[Exercise directions] All lines holding the string "this" are to be shown.

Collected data
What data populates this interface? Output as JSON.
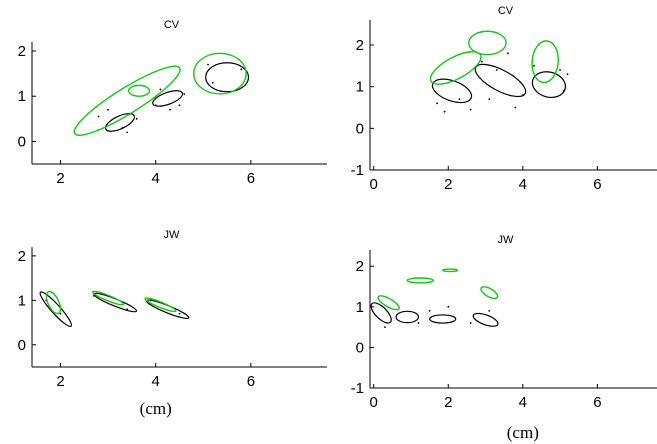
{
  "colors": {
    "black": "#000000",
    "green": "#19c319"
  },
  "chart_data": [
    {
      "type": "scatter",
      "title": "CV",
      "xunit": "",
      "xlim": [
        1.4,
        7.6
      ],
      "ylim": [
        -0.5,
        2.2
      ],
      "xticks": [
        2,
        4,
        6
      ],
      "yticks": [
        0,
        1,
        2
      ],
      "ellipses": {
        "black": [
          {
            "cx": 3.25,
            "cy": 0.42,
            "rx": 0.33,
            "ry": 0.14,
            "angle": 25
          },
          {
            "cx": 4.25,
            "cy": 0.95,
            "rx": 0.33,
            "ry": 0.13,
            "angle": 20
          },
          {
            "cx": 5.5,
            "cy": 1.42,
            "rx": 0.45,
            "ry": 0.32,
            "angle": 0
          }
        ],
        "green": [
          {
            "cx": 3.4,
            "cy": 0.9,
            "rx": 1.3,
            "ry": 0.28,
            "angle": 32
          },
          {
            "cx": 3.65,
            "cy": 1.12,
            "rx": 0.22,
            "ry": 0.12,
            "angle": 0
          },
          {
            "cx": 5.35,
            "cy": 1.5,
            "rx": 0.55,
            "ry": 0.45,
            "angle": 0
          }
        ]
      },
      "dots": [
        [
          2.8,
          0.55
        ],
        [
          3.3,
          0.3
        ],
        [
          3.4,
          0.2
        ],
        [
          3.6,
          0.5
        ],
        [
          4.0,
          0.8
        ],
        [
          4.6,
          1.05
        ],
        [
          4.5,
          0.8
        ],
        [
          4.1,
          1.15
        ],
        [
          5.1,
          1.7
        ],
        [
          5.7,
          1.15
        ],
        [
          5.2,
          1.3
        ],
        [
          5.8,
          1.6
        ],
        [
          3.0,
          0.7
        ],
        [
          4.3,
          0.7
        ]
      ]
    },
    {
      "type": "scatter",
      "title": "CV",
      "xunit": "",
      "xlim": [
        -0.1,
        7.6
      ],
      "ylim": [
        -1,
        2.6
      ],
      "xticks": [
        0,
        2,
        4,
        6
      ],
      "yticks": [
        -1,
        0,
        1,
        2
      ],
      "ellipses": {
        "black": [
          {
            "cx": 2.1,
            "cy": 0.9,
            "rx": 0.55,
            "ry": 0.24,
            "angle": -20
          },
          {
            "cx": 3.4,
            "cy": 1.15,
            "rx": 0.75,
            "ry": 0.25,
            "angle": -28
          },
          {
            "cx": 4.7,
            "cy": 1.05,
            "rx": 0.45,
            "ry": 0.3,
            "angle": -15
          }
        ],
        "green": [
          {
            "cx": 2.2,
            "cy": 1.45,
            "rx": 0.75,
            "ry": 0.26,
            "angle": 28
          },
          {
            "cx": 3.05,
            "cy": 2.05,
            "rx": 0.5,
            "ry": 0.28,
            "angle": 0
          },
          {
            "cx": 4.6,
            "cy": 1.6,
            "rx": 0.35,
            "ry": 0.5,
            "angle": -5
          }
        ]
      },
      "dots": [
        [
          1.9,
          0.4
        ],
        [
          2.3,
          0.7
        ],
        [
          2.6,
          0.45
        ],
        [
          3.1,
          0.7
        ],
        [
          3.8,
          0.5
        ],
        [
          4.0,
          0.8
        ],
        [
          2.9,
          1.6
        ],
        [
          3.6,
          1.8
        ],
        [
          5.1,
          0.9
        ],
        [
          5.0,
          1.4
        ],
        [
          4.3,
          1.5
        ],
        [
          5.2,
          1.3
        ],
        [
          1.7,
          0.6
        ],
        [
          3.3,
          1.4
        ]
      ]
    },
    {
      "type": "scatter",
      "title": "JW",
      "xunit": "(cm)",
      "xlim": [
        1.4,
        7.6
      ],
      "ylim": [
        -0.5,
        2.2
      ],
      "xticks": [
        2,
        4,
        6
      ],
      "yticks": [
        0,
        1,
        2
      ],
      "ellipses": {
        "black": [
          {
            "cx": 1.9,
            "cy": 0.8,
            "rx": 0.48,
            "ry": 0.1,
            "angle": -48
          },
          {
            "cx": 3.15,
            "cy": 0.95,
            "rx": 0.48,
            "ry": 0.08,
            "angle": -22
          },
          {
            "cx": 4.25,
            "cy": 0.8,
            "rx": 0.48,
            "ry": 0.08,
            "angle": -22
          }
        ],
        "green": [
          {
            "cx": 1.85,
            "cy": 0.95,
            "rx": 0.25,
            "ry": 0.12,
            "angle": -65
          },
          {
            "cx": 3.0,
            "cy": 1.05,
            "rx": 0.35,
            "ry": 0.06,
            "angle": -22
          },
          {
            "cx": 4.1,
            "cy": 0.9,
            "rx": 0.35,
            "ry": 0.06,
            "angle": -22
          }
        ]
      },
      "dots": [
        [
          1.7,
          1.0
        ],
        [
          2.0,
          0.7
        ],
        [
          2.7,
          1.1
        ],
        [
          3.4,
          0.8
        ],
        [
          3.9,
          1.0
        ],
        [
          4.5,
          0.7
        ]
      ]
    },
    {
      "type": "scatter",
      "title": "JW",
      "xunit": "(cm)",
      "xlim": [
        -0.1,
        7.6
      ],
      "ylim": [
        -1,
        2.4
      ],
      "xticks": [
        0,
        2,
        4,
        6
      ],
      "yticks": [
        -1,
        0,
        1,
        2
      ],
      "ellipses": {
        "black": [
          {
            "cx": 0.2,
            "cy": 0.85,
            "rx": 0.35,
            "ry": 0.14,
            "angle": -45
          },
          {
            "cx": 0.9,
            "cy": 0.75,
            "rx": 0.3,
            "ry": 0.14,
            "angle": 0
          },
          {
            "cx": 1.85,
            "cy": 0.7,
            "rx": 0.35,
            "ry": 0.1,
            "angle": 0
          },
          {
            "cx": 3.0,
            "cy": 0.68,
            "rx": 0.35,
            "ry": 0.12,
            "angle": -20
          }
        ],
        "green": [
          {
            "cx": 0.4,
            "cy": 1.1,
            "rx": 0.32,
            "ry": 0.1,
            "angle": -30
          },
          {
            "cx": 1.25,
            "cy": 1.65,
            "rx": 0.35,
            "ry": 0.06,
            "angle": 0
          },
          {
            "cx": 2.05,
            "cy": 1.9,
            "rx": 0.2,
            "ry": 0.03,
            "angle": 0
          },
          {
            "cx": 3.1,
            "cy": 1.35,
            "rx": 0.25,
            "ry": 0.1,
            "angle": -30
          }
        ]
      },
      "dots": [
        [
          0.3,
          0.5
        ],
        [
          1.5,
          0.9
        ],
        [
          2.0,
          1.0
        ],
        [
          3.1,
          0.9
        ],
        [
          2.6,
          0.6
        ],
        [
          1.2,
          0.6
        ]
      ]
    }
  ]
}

==

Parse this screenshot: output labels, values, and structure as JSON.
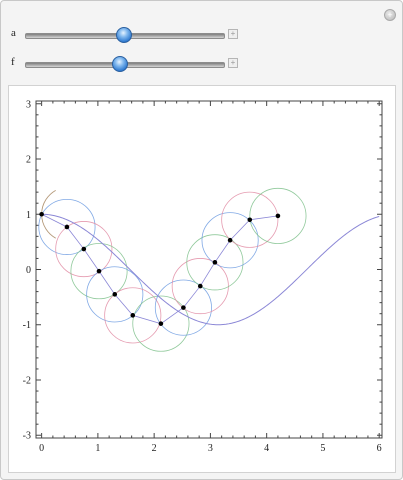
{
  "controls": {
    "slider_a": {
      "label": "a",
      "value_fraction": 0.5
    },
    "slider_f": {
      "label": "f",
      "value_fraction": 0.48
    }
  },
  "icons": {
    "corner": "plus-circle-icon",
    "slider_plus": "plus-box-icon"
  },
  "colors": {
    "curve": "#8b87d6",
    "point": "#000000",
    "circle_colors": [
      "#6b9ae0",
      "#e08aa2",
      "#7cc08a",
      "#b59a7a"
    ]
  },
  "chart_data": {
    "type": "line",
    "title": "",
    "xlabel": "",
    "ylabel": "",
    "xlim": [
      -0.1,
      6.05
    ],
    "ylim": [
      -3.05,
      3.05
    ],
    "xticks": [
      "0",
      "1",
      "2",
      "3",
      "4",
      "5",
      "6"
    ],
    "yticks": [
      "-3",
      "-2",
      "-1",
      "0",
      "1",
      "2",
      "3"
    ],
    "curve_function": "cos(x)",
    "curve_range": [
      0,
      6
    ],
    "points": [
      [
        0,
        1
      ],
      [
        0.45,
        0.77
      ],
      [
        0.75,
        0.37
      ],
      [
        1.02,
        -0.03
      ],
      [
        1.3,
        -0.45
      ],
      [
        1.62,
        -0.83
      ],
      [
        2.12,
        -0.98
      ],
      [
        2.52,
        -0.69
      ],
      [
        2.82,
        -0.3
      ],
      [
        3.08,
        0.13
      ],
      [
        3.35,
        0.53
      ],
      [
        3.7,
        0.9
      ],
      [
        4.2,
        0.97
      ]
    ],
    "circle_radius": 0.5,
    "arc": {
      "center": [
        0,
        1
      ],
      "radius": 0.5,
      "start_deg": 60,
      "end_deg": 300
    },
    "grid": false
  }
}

[Output]
What data populates this interface? Output as JSON.
Parse this screenshot: output labels, values, and structure as JSON.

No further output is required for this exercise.